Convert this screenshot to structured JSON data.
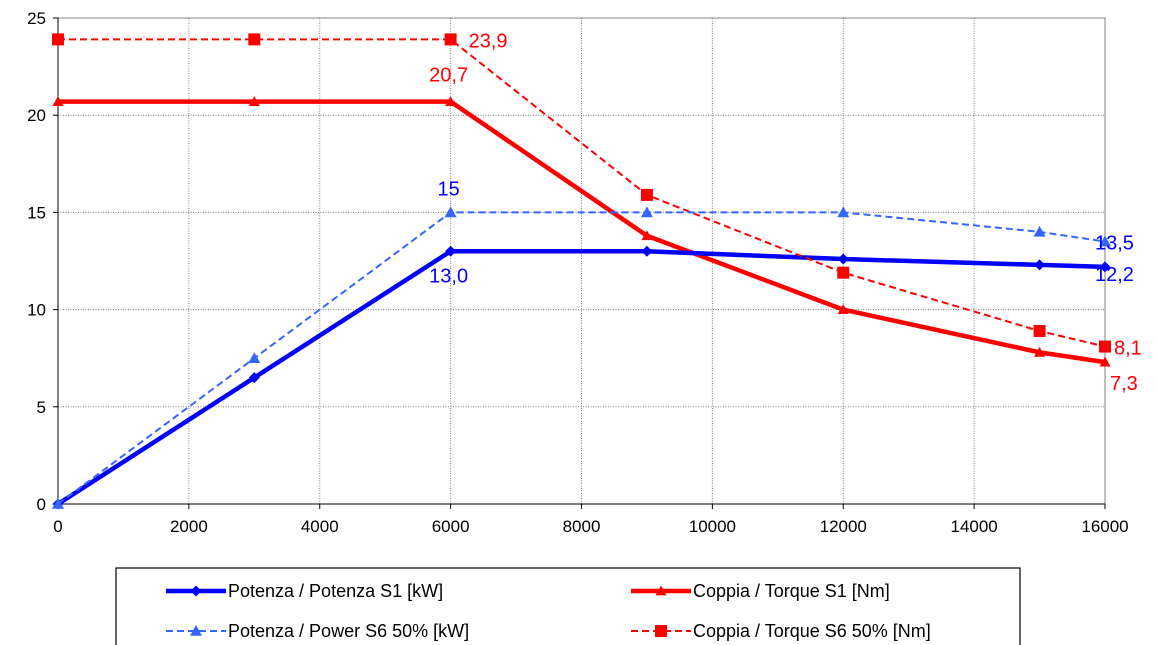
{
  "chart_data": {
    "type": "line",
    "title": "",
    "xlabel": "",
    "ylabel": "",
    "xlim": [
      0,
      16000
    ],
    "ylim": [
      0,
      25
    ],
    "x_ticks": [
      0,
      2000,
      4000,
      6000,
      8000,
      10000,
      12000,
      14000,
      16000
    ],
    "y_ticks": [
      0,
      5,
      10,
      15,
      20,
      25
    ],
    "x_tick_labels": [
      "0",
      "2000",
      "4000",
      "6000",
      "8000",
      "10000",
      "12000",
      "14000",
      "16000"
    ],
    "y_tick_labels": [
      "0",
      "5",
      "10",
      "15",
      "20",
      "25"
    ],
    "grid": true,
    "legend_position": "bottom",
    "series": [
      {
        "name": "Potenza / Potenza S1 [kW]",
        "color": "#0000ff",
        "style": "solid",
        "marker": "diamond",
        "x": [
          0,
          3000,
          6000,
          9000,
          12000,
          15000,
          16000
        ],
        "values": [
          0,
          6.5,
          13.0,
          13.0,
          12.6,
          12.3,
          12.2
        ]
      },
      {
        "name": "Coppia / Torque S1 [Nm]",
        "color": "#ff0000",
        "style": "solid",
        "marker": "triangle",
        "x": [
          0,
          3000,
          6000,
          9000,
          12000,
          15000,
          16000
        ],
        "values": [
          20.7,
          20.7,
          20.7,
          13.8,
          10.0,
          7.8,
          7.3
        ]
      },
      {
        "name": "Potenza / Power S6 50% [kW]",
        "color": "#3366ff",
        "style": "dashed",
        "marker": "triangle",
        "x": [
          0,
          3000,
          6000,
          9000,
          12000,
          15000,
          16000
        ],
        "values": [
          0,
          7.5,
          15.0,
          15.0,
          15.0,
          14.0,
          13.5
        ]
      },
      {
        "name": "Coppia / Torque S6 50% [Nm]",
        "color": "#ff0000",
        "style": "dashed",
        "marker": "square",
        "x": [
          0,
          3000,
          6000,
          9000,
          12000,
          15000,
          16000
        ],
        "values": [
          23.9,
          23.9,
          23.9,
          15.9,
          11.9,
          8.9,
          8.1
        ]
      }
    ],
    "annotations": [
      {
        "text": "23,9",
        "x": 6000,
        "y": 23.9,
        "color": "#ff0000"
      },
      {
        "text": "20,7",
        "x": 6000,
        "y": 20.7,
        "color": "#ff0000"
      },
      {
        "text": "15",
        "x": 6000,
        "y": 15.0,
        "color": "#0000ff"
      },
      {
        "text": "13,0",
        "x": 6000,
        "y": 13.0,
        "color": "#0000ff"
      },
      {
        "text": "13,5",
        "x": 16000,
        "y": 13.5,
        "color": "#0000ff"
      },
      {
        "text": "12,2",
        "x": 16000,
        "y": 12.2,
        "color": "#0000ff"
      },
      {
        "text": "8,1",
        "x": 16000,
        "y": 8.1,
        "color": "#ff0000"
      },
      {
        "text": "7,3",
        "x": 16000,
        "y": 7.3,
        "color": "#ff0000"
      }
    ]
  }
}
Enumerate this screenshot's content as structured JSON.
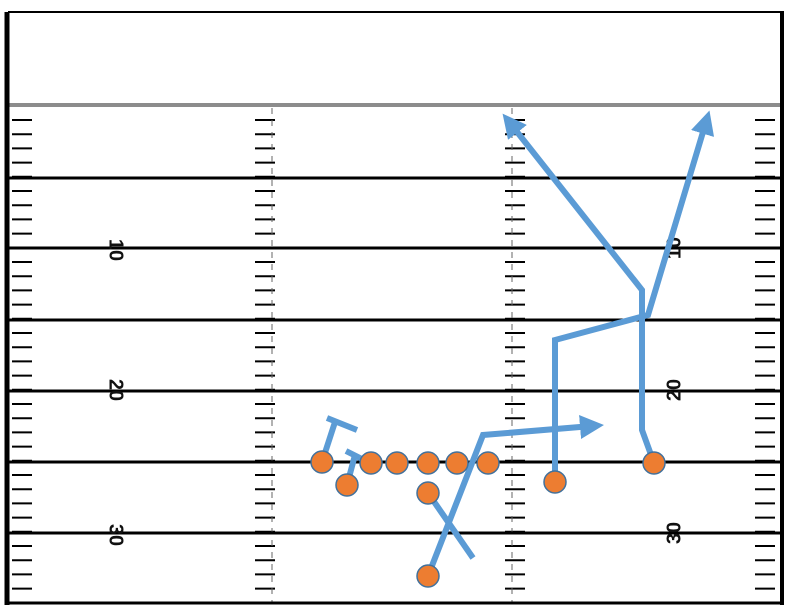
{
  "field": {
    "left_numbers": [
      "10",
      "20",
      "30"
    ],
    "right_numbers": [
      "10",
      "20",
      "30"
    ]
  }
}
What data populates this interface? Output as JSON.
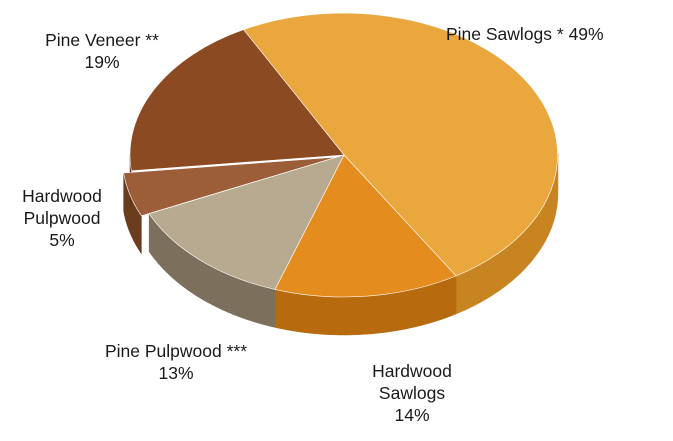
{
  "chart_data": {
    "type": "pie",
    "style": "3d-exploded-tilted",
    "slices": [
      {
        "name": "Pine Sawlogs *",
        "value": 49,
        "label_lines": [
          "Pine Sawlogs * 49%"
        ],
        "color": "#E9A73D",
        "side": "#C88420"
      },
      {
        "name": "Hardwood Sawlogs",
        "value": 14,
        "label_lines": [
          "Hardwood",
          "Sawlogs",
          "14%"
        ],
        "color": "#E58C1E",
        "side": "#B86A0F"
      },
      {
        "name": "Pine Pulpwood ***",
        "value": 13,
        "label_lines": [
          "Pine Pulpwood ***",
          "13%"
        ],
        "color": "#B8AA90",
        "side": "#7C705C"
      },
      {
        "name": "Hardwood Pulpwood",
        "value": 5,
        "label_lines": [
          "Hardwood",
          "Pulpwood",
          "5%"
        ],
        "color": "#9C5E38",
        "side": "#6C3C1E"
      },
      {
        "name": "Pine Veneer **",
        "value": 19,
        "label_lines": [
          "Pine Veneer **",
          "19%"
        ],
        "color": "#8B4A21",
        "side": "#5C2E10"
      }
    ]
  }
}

SHORT EXERCISE: Reproduce exactly and only the lines from the one with "What data populates" through the last entry, both included, excluding every picture.

SOLUTION TO THIS TASK:
What data populates this interface? Output as JSON.
{
  "chart_data": {
    "type": "pie",
    "style": "3d-exploded-tilted",
    "slices": [
      {
        "name": "Pine Sawlogs *",
        "value": 49,
        "label_lines": [
          "Pine Sawlogs * 49%"
        ],
        "color": "#E9A73D",
        "side": "#C88420"
      },
      {
        "name": "Hardwood Sawlogs",
        "value": 14,
        "label_lines": [
          "Hardwood",
          "Sawlogs",
          "14%"
        ],
        "color": "#E58C1E",
        "side": "#B86A0F"
      },
      {
        "name": "Pine Pulpwood ***",
        "value": 13,
        "label_lines": [
          "Pine Pulpwood ***",
          "13%"
        ],
        "color": "#B8AA90",
        "side": "#7C705C"
      },
      {
        "name": "Hardwood Pulpwood",
        "value": 5,
        "label_lines": [
          "Hardwood",
          "Pulpwood",
          "5%"
        ],
        "color": "#9C5E38",
        "side": "#6C3C1E"
      },
      {
        "name": "Pine Veneer **",
        "value": 19,
        "label_lines": [
          "Pine Veneer **",
          "19%"
        ],
        "color": "#8B4A21",
        "side": "#5C2E10"
      }
    ]
  }
}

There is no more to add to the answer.